__Stated problem__. Reproduce every entry below precisely. Pictures are excluded from the copy.

++++ Records shown

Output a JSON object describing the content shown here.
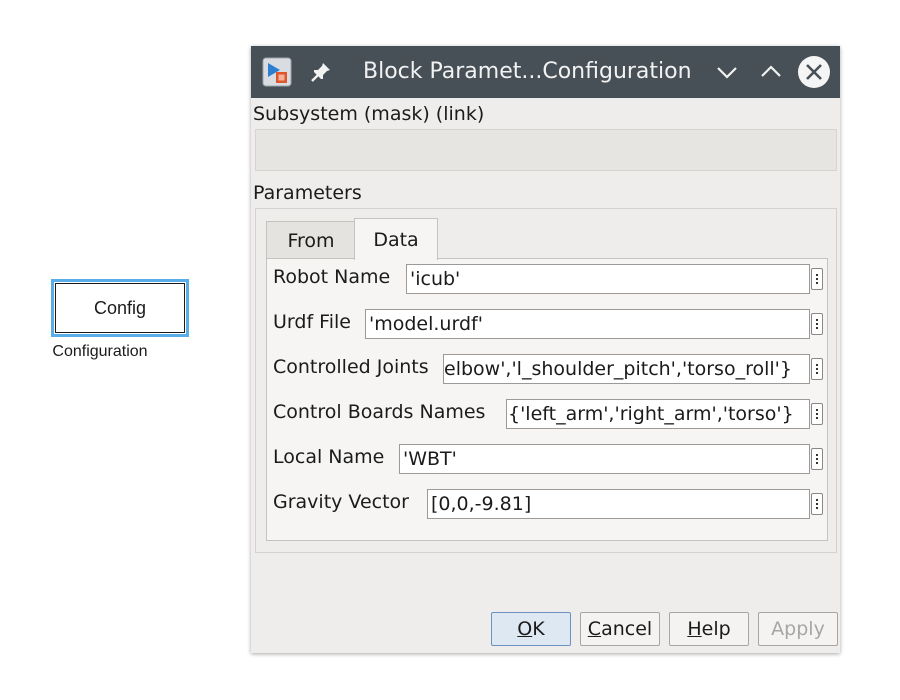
{
  "canvas": {
    "block_label": "Config",
    "block_caption": "Configuration"
  },
  "dialog": {
    "title": "Block Paramet...Configuration",
    "subsystem_label": "Subsystem (mask) (link)",
    "parameters_label": "Parameters",
    "tabs": [
      {
        "label": "From",
        "selected": false
      },
      {
        "label": "Data",
        "selected": true
      }
    ],
    "params": [
      {
        "label": "Robot Name",
        "value": "'icub'"
      },
      {
        "label": "Urdf File",
        "value": "'model.urdf'"
      },
      {
        "label": "Controlled Joints",
        "value": "elbow','l_shoulder_pitch','torso_roll'}"
      },
      {
        "label": "Control Boards Names",
        "value": "{'left_arm','right_arm','torso'}"
      },
      {
        "label": "Local Name",
        "value": "'WBT'"
      },
      {
        "label": "Gravity Vector",
        "value": "[0,0,-9.81]"
      }
    ],
    "buttons": {
      "ok": {
        "u": "O",
        "rest": "K"
      },
      "cancel": {
        "u": "C",
        "rest": "ancel"
      },
      "help": {
        "u": "H",
        "rest": "elp"
      },
      "apply": "Apply"
    }
  },
  "icons": [
    "simulink-app-icon",
    "pin-icon",
    "chevron-down-icon",
    "chevron-up-icon",
    "close-icon",
    "more-options-icon"
  ],
  "colors": {
    "titlebar": "#475057",
    "dialog_bg": "#efedeb",
    "block_highlight": "#5aaee8",
    "ok_button": "#dde8f3"
  }
}
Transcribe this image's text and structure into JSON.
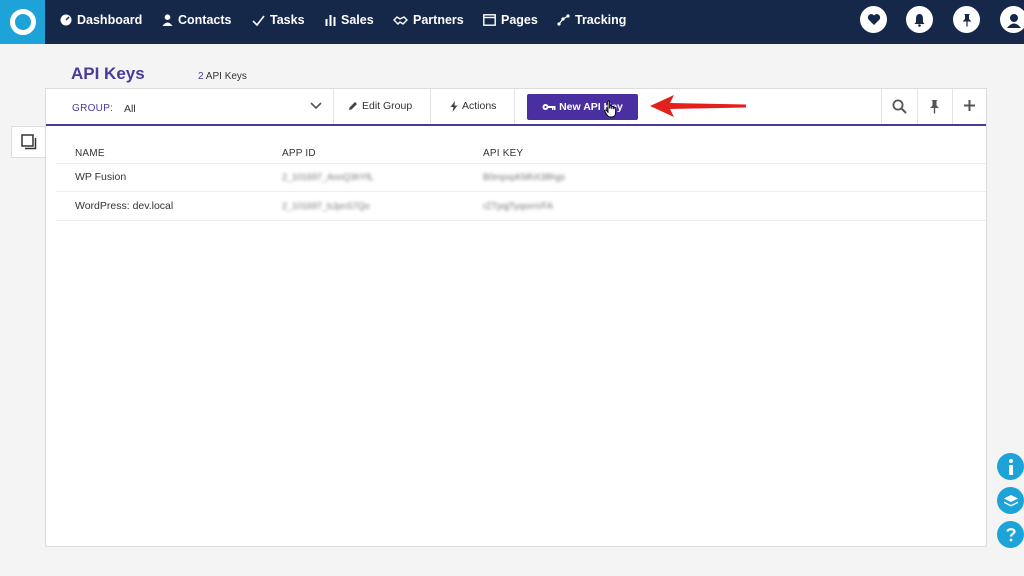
{
  "nav": {
    "items": [
      {
        "label": "Dashboard",
        "icon": "dashboard-icon"
      },
      {
        "label": "Contacts",
        "icon": "person-icon"
      },
      {
        "label": "Tasks",
        "icon": "check-icon"
      },
      {
        "label": "Sales",
        "icon": "bar-chart-icon"
      },
      {
        "label": "Partners",
        "icon": "handshake-icon"
      },
      {
        "label": "Pages",
        "icon": "window-icon"
      },
      {
        "label": "Tracking",
        "icon": "tracking-icon"
      }
    ],
    "right_icons": [
      "heart-icon",
      "bell-icon",
      "pin-icon",
      "avatar"
    ]
  },
  "page": {
    "title": "API Keys",
    "count_number": "2",
    "count_text": "API Keys"
  },
  "toolbar": {
    "group_label": "GROUP:",
    "group_value": "All",
    "edit_group": "Edit Group",
    "actions": "Actions",
    "new_api_key": "New API Key"
  },
  "table": {
    "columns": [
      "NAME",
      "APP ID",
      "API KEY"
    ],
    "rows": [
      {
        "name": "WP Fusion",
        "app_id": "2_101697_AnnQ3hYfL",
        "api_key": "B0mpxpKMhX38hgs"
      },
      {
        "name": "WordPress: dev.local",
        "app_id": "2_101697_bJpnS7Qo",
        "api_key": "rZTpqjTyqomVFA"
      }
    ]
  },
  "float_buttons": [
    "info-icon",
    "learn-icon",
    "help-icon"
  ],
  "colors": {
    "nav_bg": "#16284a",
    "logo_bg": "#1ea3d8",
    "brand_purple": "#4a3a9a",
    "button_purple": "#4a2fa0",
    "annotation_red": "#e3201b"
  }
}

++++++++

__Task solution__.
Output a JSON object describing the content shown here.
{
  "canvas": {
    "block_label": "Config",
    "block_caption": "Configuration"
  },
  "dialog": {
    "title": "Block Paramet...Configuration",
    "subsystem_label": "Subsystem (mask) (link)",
    "parameters_label": "Parameters",
    "tabs": [
      {
        "label": "From",
        "selected": false
      },
      {
        "label": "Data",
        "selected": true
      }
    ],
    "params": [
      {
        "label": "Robot Name",
        "value": "'icub'"
      },
      {
        "label": "Urdf File",
        "value": "'model.urdf'"
      },
      {
        "label": "Controlled Joints",
        "value": "elbow','l_shoulder_pitch','torso_roll'}"
      },
      {
        "label": "Control Boards Names",
        "value": "{'left_arm','right_arm','torso'}"
      },
      {
        "label": "Local Name",
        "value": "'WBT'"
      },
      {
        "label": "Gravity Vector",
        "value": "[0,0,-9.81]"
      }
    ],
    "buttons": {
      "ok": {
        "u": "O",
        "rest": "K"
      },
      "cancel": {
        "u": "C",
        "rest": "ancel"
      },
      "help": {
        "u": "H",
        "rest": "elp"
      },
      "apply": "Apply"
    }
  },
  "icons": [
    "simulink-app-icon",
    "pin-icon",
    "chevron-down-icon",
    "chevron-up-icon",
    "close-icon",
    "more-options-icon"
  ],
  "colors": {
    "titlebar": "#475057",
    "dialog_bg": "#efedeb",
    "block_highlight": "#5aaee8",
    "ok_button": "#dde8f3"
  }
}
Transcribe this image's text and structure into JSON.
{
  "nav": {
    "items": [
      {
        "label": "Dashboard",
        "icon": "dashboard-icon"
      },
      {
        "label": "Contacts",
        "icon": "person-icon"
      },
      {
        "label": "Tasks",
        "icon": "check-icon"
      },
      {
        "label": "Sales",
        "icon": "bar-chart-icon"
      },
      {
        "label": "Partners",
        "icon": "handshake-icon"
      },
      {
        "label": "Pages",
        "icon": "window-icon"
      },
      {
        "label": "Tracking",
        "icon": "tracking-icon"
      }
    ],
    "right_icons": [
      "heart-icon",
      "bell-icon",
      "pin-icon",
      "avatar"
    ]
  },
  "page": {
    "title": "API Keys",
    "count_number": "2",
    "count_text": "API Keys"
  },
  "toolbar": {
    "group_label": "GROUP:",
    "group_value": "All",
    "edit_group": "Edit Group",
    "actions": "Actions",
    "new_api_key": "New API Key"
  },
  "table": {
    "columns": [
      "NAME",
      "APP ID",
      "API KEY"
    ],
    "rows": [
      {
        "name": "WP Fusion",
        "app_id": "2_101697_AnnQ3hYfL",
        "api_key": "B0mpxpKMhX38hgs"
      },
      {
        "name": "WordPress: dev.local",
        "app_id": "2_101697_bJpnS7Qo",
        "api_key": "rZTpqjTyqomVFA"
      }
    ]
  },
  "float_buttons": [
    "info-icon",
    "learn-icon",
    "help-icon"
  ],
  "colors": {
    "nav_bg": "#16284a",
    "logo_bg": "#1ea3d8",
    "brand_purple": "#4a3a9a",
    "button_purple": "#4a2fa0",
    "annotation_red": "#e3201b"
  }
}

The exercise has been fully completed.